>>>

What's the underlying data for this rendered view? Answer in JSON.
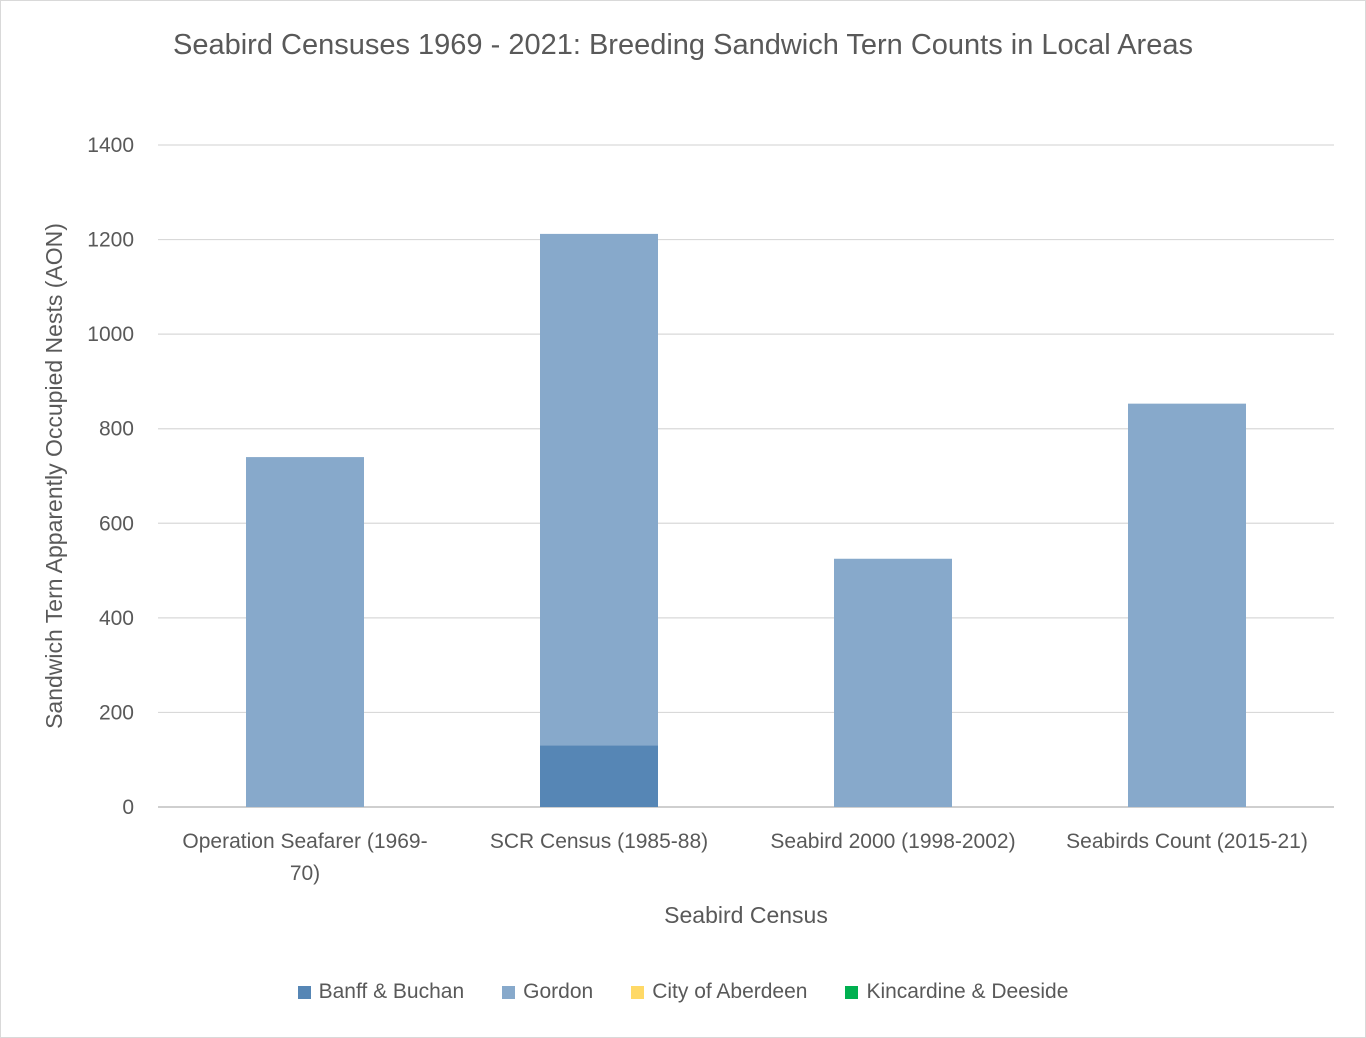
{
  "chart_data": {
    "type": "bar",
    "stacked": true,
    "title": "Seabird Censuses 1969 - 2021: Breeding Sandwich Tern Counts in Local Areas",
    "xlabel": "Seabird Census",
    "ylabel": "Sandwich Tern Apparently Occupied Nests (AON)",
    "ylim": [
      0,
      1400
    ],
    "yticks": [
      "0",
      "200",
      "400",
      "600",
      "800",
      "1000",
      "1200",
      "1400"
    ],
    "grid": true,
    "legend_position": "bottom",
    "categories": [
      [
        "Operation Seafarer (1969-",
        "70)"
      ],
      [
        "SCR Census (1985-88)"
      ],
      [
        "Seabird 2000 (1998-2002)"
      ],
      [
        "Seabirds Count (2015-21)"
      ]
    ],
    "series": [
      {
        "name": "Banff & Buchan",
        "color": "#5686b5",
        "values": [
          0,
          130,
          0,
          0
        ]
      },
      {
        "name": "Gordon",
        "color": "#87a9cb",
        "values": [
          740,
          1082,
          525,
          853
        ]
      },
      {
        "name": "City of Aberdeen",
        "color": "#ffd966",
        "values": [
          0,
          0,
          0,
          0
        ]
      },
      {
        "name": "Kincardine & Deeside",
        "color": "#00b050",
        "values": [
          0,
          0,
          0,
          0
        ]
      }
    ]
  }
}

<<<

▶ _Written task_
Show every line from the listing above in which the string "Tern" appears.

▶ _Right answer_
    "title": "Seabird Censuses 1969 - 2021: Breeding Sandwich Tern Counts in Local Areas",
    "ylabel": "Sandwich Tern Apparently Occupied Nests (AON)",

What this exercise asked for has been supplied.